02-Planeta_manchette_175x100
Consorzio Collio 2024 (175x100)

CONVEGNO “LO STATO DEL VINO” - ZONIN: “IL VINO È L’OTTAVA VOCE DI FATTURATO IN GDO … I PRODUTTORI DEVONO TORNARE AL MARKETING DIRETTO, A RECUPERARE IL CONTATTO CON I CONSUMATORI, NON AFFIDANDOSI TROPPO ALL’INTERMEDIAZIONE DI MEDIA ED ALTRI SOGGETTI”

Italia
Gianni Zonin

Ecco la comunicazione di Gianni Zonin, presidente della Zonin Spa, una delle aziende più importanti del mondo del vino, realizzata il 7 maggio a Roma, nel convegno del “Gambero Rosso” alla Città del Gusto.

“ … grazie per avermi consentito di prendere parte a questi lavori che sono indubbiamente un momento utile di riflessione per il nostro settore. La mia esperienza al vertice di un gruppo vitivinicolo che ha fatto della ricerca della qualità uno dei suoi obiettivi prioritari negli ultimi decenni, mi consente di esprimere alcune riflessioni.
La prima riflessione è la straordinaria valenza che ha per il nostro settore la proprietà della vigna. La casa vinicola Zonin ha progressivamente conseguito i suoi obbiettivi di sviluppo e di consolidamento economico procedendo a massicci investimenti in campagna: sia nelle vigne, che nelle cantine. Non disgiunta questa “patrimonializzazione” da una costante ricerca nell’affinamento delle tecniche enologiche e delle cure di coltivazione. Due sono infatti i capitali indispensabili a una cantina: la terra e gli uomini che la lavorano. Da questi due capitali discende la capacità produttiva soprattutto in termini qualitativi.

> RIGHE ESTRATTE:
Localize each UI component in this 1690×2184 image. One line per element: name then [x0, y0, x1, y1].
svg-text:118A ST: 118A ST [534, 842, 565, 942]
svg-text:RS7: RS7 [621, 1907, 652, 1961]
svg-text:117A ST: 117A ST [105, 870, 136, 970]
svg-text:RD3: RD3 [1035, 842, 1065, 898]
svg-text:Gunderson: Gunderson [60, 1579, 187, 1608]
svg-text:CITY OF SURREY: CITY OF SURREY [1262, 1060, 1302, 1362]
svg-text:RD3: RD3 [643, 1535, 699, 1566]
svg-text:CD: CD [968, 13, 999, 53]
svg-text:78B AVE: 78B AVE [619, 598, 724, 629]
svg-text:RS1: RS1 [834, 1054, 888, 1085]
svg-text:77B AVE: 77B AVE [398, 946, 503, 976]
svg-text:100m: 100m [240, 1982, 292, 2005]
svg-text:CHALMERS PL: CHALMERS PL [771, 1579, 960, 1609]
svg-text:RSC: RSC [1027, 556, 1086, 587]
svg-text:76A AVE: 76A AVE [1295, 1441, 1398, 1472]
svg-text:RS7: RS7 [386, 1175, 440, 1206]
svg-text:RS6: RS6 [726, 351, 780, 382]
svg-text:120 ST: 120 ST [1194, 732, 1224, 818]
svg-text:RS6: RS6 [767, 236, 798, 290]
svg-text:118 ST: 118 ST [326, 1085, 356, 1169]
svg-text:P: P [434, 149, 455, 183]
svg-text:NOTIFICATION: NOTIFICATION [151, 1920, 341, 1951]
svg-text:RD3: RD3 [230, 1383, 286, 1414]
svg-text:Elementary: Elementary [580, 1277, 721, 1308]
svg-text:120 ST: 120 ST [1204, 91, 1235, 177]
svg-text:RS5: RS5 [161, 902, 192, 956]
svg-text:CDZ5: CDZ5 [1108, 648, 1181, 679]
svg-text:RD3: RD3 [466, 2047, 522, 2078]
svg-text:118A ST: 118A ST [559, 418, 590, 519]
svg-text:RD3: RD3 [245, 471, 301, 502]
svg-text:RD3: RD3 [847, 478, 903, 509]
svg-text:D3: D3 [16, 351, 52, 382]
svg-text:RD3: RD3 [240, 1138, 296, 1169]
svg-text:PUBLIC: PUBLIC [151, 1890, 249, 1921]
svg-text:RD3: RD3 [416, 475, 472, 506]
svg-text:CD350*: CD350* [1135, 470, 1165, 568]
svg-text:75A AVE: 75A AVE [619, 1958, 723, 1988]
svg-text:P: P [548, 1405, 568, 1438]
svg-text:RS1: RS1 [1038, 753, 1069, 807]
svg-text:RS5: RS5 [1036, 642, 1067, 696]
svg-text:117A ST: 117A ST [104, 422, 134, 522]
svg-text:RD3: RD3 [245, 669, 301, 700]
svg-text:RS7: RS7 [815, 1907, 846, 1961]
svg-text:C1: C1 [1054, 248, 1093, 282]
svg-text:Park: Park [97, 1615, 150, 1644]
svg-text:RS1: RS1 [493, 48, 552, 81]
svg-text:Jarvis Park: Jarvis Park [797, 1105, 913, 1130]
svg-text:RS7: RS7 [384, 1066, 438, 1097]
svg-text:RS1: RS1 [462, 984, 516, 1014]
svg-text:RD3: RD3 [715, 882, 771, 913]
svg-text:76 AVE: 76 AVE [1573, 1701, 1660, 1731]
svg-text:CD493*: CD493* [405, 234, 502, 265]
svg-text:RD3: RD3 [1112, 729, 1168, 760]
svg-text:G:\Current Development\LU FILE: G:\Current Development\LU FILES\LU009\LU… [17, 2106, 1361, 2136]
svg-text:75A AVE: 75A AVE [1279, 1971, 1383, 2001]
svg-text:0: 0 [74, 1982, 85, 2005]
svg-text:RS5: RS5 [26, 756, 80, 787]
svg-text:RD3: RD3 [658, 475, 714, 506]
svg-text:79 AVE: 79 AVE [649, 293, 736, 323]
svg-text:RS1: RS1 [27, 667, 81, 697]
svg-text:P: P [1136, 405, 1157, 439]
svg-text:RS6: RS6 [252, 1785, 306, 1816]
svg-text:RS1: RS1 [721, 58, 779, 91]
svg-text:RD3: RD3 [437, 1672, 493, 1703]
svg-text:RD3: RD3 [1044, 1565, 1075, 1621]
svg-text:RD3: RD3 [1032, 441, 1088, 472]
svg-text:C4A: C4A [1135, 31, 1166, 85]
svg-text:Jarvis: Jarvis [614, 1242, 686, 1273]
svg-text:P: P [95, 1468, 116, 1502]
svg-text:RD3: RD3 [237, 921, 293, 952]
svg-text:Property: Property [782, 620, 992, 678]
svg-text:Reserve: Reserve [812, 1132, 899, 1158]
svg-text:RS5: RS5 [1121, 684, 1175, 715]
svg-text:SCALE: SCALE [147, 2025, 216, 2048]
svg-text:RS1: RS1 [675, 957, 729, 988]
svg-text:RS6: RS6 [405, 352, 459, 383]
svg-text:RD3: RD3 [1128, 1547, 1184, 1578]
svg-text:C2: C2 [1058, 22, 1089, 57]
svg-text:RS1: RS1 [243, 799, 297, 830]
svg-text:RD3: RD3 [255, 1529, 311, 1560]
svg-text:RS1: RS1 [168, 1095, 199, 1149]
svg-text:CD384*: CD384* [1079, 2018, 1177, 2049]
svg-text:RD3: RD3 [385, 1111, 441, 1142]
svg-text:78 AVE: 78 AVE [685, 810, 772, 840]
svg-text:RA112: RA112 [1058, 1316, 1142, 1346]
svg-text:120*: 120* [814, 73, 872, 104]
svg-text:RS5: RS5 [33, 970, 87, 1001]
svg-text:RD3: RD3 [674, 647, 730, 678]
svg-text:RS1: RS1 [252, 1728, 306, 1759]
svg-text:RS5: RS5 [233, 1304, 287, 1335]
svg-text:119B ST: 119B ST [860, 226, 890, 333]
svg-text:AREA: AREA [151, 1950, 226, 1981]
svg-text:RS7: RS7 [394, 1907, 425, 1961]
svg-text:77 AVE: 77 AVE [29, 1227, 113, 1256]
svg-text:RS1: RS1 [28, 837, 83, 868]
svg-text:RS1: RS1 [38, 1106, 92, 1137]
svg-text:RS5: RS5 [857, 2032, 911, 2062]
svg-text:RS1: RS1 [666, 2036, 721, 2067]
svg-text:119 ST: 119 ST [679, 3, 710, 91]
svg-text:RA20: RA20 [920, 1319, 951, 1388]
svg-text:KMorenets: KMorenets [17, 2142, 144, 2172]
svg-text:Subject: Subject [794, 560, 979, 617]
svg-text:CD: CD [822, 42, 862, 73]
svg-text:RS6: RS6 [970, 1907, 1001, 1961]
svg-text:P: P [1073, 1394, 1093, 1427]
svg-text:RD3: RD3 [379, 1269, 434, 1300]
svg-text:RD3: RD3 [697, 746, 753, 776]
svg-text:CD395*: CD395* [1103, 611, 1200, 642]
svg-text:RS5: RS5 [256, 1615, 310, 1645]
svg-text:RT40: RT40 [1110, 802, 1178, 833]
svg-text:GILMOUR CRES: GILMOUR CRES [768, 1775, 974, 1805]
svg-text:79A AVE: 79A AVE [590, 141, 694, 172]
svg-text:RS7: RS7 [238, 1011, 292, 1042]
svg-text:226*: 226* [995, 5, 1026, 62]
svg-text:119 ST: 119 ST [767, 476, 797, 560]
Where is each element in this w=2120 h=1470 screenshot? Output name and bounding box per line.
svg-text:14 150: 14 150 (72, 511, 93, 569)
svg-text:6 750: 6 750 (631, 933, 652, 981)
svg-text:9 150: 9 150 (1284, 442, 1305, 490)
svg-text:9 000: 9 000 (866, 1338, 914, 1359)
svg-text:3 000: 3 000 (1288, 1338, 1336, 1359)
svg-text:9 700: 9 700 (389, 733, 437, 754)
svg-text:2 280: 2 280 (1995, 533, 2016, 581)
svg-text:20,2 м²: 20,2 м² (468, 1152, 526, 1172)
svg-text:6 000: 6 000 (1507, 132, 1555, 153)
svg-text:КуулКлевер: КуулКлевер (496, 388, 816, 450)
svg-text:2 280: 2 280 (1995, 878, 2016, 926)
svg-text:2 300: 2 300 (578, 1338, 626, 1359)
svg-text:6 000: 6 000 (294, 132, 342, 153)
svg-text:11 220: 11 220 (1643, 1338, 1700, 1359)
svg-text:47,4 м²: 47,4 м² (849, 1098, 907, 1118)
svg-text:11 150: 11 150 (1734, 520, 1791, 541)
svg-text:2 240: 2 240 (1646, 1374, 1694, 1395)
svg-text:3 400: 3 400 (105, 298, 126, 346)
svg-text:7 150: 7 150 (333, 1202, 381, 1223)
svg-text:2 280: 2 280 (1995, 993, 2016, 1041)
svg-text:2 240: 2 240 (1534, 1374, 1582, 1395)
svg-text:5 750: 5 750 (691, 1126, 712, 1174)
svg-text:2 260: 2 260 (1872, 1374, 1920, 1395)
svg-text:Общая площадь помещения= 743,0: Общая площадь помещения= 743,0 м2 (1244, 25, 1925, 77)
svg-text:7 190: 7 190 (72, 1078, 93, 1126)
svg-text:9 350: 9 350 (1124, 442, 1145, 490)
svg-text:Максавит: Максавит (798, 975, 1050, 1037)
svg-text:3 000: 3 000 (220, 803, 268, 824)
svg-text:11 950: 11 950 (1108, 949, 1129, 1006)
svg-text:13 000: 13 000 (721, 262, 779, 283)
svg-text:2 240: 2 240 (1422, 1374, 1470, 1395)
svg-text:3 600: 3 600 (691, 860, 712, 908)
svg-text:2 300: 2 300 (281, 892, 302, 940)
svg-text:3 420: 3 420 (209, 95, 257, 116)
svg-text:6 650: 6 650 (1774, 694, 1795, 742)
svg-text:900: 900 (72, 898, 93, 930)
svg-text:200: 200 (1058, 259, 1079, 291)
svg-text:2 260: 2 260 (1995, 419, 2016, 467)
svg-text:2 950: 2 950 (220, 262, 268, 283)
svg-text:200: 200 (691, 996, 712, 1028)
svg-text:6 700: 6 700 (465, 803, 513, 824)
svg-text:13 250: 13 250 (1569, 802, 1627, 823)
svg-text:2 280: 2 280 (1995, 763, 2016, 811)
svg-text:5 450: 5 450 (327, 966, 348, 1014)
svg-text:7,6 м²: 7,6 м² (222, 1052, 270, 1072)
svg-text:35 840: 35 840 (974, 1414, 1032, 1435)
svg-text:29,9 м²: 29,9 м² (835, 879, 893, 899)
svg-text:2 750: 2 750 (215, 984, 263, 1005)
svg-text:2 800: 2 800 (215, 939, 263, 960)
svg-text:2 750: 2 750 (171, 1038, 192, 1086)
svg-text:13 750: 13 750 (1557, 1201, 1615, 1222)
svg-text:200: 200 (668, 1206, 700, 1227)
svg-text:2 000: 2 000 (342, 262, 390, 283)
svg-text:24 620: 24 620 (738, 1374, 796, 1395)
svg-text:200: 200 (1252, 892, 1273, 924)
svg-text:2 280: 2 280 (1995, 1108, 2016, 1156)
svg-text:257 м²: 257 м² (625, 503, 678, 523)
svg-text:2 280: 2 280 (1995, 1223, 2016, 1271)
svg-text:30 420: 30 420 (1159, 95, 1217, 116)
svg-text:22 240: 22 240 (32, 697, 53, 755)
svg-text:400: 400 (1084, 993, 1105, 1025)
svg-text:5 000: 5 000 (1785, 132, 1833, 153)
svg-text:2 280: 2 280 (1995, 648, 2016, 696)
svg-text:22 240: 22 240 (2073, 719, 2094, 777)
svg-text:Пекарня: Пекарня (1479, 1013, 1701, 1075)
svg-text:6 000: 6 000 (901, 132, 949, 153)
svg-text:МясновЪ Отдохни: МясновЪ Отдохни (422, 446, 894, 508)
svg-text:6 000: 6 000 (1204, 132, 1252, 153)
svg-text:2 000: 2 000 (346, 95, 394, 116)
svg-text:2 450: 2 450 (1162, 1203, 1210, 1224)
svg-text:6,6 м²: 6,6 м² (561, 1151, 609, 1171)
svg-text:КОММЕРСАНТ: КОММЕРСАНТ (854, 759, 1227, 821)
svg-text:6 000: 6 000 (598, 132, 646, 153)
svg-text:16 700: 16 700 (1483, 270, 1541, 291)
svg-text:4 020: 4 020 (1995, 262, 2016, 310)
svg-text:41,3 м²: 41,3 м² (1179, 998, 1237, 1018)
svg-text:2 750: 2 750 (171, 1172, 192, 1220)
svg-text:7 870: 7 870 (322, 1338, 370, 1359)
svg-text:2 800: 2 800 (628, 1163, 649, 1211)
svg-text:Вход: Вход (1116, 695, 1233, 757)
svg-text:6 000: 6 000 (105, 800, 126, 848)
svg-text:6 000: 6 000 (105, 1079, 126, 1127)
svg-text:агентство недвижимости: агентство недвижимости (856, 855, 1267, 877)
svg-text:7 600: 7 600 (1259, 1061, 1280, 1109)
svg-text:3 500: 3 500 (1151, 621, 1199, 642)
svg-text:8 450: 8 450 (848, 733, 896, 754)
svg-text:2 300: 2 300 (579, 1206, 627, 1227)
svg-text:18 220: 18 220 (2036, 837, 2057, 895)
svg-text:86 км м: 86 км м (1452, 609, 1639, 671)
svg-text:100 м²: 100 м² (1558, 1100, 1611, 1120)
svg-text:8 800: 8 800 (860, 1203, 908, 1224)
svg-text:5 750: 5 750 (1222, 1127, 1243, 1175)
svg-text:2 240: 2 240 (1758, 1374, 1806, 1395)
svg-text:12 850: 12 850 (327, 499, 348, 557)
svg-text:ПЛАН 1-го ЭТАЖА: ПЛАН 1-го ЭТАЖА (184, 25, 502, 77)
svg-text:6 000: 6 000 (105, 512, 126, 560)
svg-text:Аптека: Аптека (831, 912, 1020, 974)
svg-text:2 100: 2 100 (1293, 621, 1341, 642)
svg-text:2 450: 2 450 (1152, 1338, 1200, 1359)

> CONSEGNE:
**1.** Indica se ciascuna affermazione concorda con il testo sul convegno e rispondi sì o no, citando alla lettera le parole del testo che lo stabiliscono: (a) Gianni Zonin ha parlato il 7 maggio a Roma, alla Città del Gusto; (b) secondo Zonin, i capitali indispensabili a una cantina sono la terra e gli uomini che la lavorano; (c) gli investimenti della Zonin hanno riguardato soltanto le cantine.
**2.** Ricopia senza alcuna modifica il passo del testo sul convegno che va da «Ecco la comunicazione» a «Città del Gusto.».
Le righe non servono per svolgere l'esercizio.

> SOLUZIONI SVOLTE:
**1.**
(a) Sì: «realizzata il 7 maggio a Roma, nel convegno del “Gambero Rosso” alla Città del Gusto».
(b) Sì: «Due sono infatti i capitali indispensabili a una cantina: la terra e gli uomini che la lavorano».
(c) No: «massicci investimenti in campagna: sia nelle vigne, che nelle cantine».

**2.**
Ecco la comunicazione di Gianni Zonin, presidente della Zonin Spa, una delle aziende più importanti del mondo del vino, realizzata il 7 maggio a Roma, nel convegno del “Gambero Rosso” alla Città del Gusto.